_Exercises_
1. Repeat the passage on nomad spirituality from "Most nomads for" to "taking too much.".
2. Answer these from the passage on nomad spirituality:
(a) In what year was the battle of the Little Bighorn?
(b) What did Crazy Horse weave into his hair?
(c) What did the Lakota thank after every hunt?

_Given text_
================
Further on, a fine point about nomad spirituality is made as Sattin describes Crazy Horse’s preparation for the battle of the Little Bighorn in 1876. The Lakota leader

“…dusted himself with the dry earth of the valley, wove its long grass into his hair and burned some of the material from his medicine bag on a bison-dung fire so that the smoke would reach the gods, so that his prayers would be heard and the sanctity of the land be preserved. The battle, for these braves as for the cavalrymen riding towards them, was about belonging.” (p. 280)

Most nomads for their long and varied history have been animists, believing in the conscious but elusive and invisible powers of the open steppes and prairie. The Lakota’s relationship with the buffalo was always humble and prayerful, thanking the spirits of the slain after every hunt, mindful of never taking too much.
================
_Dataset content_
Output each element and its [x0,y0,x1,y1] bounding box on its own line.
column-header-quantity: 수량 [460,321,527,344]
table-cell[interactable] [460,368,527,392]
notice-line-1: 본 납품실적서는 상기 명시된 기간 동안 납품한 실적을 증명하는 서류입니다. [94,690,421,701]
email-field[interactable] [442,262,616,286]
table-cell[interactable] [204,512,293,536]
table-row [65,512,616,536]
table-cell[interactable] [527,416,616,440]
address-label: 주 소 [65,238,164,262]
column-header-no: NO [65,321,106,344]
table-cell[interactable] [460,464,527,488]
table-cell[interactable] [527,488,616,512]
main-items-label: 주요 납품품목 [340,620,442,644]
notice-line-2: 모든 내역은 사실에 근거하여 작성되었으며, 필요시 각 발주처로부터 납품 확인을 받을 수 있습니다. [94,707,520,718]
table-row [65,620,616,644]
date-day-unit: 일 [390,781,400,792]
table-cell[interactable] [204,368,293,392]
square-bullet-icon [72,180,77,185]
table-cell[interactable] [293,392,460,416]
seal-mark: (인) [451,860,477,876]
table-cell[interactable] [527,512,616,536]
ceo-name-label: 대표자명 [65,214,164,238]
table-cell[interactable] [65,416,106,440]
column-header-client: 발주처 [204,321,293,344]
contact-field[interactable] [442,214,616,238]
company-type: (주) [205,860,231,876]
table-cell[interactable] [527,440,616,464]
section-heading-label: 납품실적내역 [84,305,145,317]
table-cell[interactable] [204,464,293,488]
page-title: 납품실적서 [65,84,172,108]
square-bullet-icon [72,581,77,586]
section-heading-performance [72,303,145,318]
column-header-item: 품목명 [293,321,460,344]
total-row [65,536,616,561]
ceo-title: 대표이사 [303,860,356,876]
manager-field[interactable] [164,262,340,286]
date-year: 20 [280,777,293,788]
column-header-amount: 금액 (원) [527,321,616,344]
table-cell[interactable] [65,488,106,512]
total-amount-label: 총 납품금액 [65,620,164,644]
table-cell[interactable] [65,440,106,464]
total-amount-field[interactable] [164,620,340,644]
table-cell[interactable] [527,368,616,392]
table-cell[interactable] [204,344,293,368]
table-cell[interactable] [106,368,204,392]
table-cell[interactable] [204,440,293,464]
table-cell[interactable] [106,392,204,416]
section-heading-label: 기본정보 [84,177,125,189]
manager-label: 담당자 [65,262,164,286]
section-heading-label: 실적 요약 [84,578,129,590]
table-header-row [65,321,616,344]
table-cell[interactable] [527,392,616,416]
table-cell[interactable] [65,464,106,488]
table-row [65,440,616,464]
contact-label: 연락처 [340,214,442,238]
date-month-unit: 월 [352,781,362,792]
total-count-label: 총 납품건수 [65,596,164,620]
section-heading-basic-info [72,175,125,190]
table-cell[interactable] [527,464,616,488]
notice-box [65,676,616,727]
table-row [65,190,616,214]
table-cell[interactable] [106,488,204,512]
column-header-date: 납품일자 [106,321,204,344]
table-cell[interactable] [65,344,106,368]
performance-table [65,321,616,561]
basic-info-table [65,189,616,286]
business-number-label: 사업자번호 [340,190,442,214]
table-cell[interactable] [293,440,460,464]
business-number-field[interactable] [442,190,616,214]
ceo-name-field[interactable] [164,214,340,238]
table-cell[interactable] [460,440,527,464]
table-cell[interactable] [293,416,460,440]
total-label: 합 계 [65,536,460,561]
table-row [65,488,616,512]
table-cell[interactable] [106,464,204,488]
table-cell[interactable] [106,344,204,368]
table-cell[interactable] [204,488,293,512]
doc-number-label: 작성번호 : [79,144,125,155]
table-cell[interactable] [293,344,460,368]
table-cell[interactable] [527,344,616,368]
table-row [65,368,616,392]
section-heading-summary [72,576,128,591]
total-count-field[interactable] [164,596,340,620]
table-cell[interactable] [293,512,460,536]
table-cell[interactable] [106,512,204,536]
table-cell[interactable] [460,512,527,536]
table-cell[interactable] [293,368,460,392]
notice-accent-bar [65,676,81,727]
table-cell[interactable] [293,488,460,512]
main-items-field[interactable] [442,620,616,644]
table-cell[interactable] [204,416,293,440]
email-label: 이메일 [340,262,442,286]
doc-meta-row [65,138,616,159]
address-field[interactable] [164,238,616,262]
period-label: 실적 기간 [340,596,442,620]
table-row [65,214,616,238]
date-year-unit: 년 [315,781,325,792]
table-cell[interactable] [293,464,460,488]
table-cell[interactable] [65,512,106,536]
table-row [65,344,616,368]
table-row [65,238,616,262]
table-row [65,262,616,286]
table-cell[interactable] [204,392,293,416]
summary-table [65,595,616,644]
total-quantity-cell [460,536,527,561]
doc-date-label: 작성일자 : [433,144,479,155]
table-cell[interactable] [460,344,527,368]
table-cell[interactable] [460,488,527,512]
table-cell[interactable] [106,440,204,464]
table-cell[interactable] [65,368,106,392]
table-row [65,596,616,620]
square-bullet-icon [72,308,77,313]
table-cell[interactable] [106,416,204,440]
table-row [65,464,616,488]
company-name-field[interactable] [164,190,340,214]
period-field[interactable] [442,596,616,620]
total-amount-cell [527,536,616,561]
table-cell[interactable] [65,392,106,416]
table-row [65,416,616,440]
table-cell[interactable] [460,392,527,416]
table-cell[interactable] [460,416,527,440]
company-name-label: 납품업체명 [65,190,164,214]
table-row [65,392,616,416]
================
_Results of the tasks_
1.
Most nomads for their long and varied history have been animists, believing in the conscious but elusive and invisible powers of the open steppes and prairie. The Lakota’s relationship with the buffalo was always humble and prayerful, thanking the spirits of the slain after every hunt, mindful of never taking too much.

2.
(a) 1876
(b) The long grass of the valley
(c) The spirits of the slain